[Data shown]:
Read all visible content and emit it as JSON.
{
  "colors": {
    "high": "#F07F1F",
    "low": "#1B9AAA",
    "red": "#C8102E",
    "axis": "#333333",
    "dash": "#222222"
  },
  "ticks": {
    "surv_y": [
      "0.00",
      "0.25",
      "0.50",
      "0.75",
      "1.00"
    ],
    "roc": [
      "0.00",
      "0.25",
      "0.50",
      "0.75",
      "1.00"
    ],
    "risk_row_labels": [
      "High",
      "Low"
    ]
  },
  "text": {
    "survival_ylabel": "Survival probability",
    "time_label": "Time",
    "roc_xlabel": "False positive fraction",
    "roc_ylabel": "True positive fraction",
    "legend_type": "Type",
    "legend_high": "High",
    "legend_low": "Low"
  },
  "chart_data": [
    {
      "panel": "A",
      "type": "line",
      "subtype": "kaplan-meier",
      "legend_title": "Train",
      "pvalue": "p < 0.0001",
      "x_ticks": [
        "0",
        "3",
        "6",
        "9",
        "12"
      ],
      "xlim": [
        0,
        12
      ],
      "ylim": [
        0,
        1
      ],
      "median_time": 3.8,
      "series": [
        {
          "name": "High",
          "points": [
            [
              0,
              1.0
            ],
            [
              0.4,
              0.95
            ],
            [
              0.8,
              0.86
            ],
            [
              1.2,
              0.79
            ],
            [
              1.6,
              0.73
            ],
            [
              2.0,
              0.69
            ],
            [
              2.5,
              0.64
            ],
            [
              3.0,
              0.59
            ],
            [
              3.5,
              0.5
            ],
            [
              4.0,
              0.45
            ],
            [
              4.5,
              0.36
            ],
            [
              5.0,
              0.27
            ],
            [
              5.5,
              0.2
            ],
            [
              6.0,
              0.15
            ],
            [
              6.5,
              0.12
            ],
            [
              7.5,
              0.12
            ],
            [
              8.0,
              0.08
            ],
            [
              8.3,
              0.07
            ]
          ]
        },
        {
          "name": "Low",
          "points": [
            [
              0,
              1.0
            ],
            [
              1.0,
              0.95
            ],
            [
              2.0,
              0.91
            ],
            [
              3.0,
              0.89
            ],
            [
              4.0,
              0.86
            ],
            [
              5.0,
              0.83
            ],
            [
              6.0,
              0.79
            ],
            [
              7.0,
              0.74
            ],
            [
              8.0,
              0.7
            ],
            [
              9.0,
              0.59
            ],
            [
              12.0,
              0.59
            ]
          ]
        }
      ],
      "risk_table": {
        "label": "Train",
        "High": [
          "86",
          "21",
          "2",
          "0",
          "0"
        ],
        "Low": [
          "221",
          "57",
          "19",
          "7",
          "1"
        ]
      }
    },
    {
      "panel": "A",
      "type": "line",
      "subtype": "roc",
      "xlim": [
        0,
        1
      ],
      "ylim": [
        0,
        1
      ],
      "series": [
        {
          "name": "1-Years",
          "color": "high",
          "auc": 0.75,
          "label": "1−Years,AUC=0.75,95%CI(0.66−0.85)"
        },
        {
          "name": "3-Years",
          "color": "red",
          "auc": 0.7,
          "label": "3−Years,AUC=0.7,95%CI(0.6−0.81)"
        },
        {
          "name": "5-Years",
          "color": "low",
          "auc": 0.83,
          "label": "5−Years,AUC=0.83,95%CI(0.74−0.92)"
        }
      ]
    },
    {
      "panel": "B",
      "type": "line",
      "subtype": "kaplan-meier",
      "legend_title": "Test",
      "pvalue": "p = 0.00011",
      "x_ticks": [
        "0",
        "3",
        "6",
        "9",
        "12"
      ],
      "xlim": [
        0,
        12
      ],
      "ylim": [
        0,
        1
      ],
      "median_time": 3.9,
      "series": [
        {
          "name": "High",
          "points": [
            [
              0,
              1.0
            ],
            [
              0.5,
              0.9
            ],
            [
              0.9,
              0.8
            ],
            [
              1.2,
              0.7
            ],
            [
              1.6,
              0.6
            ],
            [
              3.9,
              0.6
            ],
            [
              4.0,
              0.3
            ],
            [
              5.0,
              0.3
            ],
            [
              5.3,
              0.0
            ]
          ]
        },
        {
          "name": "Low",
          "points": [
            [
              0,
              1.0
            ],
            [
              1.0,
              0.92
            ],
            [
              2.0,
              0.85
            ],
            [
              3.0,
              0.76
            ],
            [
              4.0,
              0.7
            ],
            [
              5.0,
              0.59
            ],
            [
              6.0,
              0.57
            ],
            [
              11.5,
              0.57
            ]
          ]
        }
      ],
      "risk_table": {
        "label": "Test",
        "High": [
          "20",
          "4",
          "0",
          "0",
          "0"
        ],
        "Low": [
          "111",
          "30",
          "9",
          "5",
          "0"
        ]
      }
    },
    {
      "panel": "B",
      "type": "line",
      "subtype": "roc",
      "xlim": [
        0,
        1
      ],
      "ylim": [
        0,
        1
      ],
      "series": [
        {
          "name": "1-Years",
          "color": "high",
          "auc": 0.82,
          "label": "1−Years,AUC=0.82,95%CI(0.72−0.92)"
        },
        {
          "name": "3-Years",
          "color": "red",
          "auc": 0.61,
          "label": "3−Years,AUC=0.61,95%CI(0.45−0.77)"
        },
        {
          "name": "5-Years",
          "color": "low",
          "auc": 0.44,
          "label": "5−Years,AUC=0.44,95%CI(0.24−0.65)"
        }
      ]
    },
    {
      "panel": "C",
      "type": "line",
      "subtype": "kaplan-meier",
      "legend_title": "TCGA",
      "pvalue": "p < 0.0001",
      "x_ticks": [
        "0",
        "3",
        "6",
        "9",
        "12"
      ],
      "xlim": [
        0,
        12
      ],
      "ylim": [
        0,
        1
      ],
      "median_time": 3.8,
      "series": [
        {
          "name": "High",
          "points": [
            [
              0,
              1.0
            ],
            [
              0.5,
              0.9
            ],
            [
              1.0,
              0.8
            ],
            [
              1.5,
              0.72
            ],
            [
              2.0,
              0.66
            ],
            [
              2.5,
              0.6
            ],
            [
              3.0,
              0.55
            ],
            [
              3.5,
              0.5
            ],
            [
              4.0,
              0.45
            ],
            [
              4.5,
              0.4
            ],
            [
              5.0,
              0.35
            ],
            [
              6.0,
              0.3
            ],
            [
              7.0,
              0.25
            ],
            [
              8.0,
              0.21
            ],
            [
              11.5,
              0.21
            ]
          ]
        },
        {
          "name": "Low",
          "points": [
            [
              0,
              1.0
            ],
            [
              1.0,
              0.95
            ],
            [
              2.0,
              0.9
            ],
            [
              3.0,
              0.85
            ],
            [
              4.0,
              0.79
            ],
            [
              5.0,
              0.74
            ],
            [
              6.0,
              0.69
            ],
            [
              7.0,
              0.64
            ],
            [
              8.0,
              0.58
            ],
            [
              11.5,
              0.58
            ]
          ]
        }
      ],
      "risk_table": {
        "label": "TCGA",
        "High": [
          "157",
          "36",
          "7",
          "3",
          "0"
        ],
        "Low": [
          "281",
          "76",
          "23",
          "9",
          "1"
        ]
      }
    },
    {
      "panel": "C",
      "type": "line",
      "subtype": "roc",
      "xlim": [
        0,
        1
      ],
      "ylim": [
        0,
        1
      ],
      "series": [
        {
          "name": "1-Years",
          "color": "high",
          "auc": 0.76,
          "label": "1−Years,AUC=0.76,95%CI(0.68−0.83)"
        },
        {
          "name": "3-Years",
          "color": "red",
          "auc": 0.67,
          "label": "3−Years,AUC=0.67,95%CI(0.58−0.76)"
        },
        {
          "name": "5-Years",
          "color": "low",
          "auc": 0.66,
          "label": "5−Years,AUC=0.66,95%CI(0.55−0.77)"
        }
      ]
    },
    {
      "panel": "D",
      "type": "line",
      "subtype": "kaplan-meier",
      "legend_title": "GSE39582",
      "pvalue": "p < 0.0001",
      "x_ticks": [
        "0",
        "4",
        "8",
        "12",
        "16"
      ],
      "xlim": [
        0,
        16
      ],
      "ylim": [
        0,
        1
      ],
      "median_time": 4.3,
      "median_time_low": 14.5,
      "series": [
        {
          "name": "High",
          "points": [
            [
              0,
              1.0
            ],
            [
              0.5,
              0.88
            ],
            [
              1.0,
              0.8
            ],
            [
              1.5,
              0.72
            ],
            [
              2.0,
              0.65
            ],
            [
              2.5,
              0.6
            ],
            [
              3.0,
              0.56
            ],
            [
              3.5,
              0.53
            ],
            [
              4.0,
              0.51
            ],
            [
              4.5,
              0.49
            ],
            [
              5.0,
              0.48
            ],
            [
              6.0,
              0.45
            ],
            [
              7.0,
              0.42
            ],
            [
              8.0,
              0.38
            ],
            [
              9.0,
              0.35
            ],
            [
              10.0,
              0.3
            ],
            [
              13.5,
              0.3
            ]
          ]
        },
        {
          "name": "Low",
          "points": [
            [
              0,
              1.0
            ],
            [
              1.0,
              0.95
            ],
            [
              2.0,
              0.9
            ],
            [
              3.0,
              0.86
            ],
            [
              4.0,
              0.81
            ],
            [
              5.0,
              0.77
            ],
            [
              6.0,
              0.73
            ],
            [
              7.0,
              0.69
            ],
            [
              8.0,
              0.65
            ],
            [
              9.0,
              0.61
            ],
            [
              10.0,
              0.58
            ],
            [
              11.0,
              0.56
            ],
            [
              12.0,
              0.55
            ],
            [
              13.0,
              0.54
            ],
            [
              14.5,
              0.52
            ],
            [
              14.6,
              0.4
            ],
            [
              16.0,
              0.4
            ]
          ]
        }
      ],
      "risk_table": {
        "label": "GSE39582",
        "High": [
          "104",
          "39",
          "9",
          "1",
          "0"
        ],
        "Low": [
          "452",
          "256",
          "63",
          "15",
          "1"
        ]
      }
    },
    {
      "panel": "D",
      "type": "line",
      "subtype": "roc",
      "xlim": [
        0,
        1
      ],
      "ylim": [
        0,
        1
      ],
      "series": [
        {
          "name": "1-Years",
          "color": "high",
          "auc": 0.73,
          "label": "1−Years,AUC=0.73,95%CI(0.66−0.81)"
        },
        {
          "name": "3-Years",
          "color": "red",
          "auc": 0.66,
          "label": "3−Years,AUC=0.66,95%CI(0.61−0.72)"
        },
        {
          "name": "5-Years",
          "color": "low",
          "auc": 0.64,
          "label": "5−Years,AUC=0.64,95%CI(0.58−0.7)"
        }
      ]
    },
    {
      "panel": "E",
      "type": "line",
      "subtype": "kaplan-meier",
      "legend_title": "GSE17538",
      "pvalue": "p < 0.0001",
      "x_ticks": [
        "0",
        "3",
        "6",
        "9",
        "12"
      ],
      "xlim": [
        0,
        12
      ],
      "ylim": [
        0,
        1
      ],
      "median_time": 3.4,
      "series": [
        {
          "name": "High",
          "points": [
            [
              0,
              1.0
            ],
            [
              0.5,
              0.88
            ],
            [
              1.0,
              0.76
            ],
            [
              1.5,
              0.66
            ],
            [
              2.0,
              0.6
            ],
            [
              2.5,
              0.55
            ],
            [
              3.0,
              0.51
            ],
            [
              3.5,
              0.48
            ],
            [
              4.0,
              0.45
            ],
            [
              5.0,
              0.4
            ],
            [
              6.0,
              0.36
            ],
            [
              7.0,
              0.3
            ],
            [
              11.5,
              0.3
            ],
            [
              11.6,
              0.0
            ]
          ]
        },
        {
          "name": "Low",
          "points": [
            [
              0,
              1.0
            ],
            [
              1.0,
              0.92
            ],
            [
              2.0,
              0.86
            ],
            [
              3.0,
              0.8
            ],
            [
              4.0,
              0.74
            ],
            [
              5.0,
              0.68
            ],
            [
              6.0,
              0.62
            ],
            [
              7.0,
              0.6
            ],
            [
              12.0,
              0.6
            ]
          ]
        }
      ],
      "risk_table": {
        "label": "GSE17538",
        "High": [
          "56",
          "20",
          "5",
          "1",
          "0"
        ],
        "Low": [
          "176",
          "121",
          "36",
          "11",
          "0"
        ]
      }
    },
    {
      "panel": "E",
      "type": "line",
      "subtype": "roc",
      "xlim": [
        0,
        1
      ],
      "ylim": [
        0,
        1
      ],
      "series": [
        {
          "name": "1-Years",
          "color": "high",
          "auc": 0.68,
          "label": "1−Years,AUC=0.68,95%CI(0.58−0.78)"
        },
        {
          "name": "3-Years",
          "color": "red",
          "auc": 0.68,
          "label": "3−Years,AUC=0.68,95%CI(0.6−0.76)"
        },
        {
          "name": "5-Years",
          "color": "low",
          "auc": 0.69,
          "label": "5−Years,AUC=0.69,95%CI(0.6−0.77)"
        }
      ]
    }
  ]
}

[Work to do]: Show every line that contains the word "positive".

[Written answer]:
    "roc_xlabel": "False positive fraction",
    "roc_ylabel": "True positive fraction",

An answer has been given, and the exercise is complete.